# Fuel Clogging



## E_Net_Rider (Jun 4, 2010)

I ran across this issue of clogging a few years back. I don't remember if the oil had stabilizer in it or if I added some. Fuel was mixed and stored in a 1 gallon JustRite container. These containers are very tough for plastic and can safely store such stuff as MEK.
I forget which tools at this time, but the screen in the carburetor got clogged. I cleaned and it ran for a short time before clogging again. I cleaned again, cleaned line, tank, and filter. Filled from the same can and it clogged again.
Worse yet, during that last tear down I added fuel to one of my other tools and clogged it as well. Not knowing the source of what was clogging the carbs, I bought a new plastic gas can and oil and after cleaning my problems were in the past.

Recently discovering the higher octane requirements because of alcohol, I mixed a fresh batch and added stabilizer, about a month ago. I ran part of a tank through big saw. I got WeedEater 1600 out the other day and tank was dry. It had been quite awhile since I used it. It has a poor design where the fuel line goes through the bottom of the tank and the line fitting tightly in the hole is the only seal, so it slowly leaks.
I tanked up with that mix and after several pulls it fired right up, but only running about 30 seconds before it started acting up and with each start it running for a shorter period.
I tore down and cleaned carb. Same results. This morning I tore it down again, double checked everything. Flushed line, filter, and tank and freshly fueled. It ran about a minute before starting to starve again.

What could be causing the trouble?
It gets past the tank filter and then clogs the screen in the carb.

::::::

--- REQUIRED WORK ---
[A] In the fuel clogging thread, what container was the fuel first mixed and stored in?
[B] Write the next part of the fuel clogging thread, starting after its last line.

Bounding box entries
::::::

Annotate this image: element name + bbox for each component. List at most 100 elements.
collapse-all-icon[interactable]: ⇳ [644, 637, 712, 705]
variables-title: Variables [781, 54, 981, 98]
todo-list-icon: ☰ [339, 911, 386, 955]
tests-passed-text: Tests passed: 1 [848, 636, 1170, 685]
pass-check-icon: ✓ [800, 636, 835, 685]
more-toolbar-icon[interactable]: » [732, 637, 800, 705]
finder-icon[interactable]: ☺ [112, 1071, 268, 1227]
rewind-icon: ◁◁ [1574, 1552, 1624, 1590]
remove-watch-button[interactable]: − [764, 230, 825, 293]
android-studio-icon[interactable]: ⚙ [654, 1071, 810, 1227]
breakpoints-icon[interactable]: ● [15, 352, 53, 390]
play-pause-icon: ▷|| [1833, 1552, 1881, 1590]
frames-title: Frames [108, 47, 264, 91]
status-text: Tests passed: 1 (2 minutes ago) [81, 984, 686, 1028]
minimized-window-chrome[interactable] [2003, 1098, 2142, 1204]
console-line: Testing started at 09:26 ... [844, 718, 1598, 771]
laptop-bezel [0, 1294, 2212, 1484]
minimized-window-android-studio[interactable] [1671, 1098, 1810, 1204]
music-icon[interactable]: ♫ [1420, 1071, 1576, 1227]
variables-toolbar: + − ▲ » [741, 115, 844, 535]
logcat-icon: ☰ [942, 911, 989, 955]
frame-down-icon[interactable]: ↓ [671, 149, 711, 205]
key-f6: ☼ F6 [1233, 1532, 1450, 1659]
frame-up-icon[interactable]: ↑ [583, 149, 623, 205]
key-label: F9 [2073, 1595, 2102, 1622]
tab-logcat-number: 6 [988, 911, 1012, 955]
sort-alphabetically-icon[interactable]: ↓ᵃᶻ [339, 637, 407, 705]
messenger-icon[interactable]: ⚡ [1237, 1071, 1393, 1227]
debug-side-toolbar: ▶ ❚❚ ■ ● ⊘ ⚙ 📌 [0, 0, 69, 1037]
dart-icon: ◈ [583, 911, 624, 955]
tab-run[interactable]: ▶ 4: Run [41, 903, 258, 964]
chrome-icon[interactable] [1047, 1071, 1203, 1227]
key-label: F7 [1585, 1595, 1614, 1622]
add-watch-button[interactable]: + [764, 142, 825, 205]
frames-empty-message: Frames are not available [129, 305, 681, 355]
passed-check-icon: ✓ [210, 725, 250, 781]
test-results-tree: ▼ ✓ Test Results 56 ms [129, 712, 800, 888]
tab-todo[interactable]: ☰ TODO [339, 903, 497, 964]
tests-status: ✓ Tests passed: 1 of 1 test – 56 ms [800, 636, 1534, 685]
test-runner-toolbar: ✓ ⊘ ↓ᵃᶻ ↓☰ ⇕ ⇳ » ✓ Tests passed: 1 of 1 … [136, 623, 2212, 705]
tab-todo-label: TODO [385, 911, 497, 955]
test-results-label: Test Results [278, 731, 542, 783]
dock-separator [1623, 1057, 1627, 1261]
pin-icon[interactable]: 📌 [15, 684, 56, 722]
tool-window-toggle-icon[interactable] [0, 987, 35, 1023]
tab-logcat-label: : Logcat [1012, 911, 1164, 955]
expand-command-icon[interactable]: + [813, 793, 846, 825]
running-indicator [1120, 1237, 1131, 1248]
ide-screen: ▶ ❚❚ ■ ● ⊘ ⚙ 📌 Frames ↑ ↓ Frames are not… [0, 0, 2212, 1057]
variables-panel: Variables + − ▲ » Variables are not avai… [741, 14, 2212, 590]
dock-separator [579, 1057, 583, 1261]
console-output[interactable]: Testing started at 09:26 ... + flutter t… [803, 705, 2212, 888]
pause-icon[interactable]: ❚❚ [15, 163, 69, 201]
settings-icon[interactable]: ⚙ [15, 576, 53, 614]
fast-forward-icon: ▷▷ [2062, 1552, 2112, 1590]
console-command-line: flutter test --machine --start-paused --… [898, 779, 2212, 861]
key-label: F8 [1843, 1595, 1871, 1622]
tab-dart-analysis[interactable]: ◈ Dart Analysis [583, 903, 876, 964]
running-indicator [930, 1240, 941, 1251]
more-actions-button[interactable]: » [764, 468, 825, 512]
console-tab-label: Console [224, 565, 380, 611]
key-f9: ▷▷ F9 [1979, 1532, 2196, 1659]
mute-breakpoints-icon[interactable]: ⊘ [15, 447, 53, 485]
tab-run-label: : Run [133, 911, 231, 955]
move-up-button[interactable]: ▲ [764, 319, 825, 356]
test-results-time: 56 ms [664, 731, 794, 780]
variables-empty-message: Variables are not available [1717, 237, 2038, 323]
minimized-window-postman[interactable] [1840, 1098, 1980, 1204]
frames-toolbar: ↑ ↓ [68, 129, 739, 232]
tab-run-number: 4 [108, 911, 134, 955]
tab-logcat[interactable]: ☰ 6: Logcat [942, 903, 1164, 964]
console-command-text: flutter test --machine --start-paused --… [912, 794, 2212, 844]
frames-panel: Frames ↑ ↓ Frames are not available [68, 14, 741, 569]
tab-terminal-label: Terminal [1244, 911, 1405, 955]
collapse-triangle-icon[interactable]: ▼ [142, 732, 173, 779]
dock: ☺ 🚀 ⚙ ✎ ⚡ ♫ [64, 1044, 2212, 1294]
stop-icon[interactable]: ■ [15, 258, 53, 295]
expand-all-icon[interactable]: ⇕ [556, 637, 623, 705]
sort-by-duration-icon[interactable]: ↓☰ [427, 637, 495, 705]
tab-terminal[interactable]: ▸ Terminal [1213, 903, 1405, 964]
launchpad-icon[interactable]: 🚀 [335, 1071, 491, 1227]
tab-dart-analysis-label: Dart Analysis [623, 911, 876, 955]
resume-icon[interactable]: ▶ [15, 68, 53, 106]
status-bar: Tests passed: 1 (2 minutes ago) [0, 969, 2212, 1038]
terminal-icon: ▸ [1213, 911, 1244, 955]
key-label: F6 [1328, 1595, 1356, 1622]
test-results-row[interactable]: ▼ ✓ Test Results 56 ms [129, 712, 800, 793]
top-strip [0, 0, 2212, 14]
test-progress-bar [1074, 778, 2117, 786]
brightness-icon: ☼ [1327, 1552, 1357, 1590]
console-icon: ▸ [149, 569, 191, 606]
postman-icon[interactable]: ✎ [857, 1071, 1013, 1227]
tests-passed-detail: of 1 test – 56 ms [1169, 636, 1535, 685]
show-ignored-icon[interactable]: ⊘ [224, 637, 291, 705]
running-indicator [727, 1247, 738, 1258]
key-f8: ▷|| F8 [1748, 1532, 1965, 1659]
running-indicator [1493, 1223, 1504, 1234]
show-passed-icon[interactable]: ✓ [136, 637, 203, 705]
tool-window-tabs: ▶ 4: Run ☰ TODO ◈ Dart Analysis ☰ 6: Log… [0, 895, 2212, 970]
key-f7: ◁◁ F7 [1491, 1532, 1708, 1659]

::::::

--- ANSWERS TO THE EXERCISES ---
[A] A 1 gallon JustRite container.

[B]
Did I just get bad fuel?
Can oil cause this problem? I'm down to making the last gallon of a 6 gallon of mix oil container. It is the Poulan synthetic and appears to not have stabilizer in it.
The stabilizer is new and made by G Fuel. A green earth product that is supposed to stabilize for up to a year.
I've noted that some threads recommend a metal gas can. Is there a known problem of fuel in a plastic gas can? (Why would they recommend metal?)

Thanks for help in advance. Tearing down carbs repeatedly is not fun and I'd like to slay this demon.


----------



## glenjudy (Aug 26, 2006)

I'm thinkin a new fuel line. new fuel filter, and fresh 40:1 mix would solve most of this problem.
fwiw


----------



## E_Net_Rider (Jun 4, 2010)

glenjudy said:


> I'm thinkin a new fuel line. new fuel filter, and fresh 40:1 mix would solve most of this problem.
> fwiw


Can you explain why? The line is good and I flushed both line and filter backwards with carb cleaner.


----------



## justin3 (Apr 10, 2007)

Alot of the time the fuel filters break apart internally, flushing them with carb cleaner only makes things worse.


----------



## glenjudy (Aug 26, 2006)

E_Net_Rider said:


> Can you explain why? The line is good and I flushed both line and filter backwards with carb cleaner.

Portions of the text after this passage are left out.